Start of Supplied material
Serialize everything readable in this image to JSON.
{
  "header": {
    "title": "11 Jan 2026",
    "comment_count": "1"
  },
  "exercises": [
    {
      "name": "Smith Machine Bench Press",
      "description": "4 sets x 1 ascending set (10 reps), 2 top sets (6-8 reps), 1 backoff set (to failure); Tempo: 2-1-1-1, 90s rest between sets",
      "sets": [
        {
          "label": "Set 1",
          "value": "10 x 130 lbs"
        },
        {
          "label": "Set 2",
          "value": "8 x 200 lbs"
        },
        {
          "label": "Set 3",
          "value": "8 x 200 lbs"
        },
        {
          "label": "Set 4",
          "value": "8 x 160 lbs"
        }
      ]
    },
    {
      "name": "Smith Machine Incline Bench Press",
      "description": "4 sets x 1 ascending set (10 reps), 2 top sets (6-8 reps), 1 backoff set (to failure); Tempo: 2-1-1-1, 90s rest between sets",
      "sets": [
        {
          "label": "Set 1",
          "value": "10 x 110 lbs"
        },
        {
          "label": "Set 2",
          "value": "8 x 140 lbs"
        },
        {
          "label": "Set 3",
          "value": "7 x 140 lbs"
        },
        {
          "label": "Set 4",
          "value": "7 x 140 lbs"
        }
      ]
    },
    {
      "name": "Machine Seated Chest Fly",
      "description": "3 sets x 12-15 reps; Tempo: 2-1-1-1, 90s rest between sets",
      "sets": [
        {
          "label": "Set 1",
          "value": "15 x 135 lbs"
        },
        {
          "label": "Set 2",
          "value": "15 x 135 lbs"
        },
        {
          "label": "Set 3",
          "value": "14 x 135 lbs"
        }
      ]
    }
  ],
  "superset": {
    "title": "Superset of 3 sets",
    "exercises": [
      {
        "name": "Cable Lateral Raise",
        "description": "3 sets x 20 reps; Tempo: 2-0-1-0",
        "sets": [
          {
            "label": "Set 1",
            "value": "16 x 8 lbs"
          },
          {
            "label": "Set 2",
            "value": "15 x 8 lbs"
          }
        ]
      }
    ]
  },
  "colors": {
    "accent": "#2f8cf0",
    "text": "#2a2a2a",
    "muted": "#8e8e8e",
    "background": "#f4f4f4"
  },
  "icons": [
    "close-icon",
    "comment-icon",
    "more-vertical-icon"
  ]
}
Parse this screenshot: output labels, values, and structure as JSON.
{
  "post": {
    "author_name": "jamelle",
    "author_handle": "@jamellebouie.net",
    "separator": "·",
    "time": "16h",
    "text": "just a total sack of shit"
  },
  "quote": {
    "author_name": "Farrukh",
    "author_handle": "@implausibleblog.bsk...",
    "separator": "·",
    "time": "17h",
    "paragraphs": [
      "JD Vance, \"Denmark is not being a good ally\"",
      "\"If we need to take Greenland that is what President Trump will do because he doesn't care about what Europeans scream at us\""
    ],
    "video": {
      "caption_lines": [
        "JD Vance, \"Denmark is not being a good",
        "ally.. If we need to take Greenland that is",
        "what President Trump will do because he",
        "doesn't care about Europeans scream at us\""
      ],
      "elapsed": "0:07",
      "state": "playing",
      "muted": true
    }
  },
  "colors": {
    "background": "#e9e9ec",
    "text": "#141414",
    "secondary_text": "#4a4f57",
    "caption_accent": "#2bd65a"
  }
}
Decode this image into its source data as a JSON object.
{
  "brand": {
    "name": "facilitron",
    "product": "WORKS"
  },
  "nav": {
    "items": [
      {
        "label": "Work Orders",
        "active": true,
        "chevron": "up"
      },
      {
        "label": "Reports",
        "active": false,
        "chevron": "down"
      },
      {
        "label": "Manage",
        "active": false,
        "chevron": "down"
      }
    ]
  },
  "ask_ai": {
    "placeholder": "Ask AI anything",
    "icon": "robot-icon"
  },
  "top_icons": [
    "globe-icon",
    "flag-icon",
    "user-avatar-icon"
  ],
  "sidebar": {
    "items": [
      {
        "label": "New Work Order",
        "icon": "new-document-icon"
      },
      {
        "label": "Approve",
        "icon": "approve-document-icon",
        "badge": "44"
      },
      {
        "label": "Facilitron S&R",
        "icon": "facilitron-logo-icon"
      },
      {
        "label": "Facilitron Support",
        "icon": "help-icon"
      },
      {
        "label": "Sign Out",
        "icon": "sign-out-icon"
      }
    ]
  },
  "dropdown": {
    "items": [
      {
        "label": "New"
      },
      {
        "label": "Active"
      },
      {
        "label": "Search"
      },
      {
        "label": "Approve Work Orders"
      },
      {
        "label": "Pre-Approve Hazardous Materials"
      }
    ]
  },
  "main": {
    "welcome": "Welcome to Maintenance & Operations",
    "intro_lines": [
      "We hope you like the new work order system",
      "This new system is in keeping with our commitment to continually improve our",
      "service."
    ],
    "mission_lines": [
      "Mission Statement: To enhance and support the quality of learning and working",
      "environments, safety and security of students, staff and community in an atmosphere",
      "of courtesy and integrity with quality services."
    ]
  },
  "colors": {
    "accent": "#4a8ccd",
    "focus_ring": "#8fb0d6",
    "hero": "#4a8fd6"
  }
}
End of Supplied material
What to work on: Copy each line holding the word "document" from the listing above.

Finished task:
        "icon": "new-document-icon"
        "icon": "approve-document-icon",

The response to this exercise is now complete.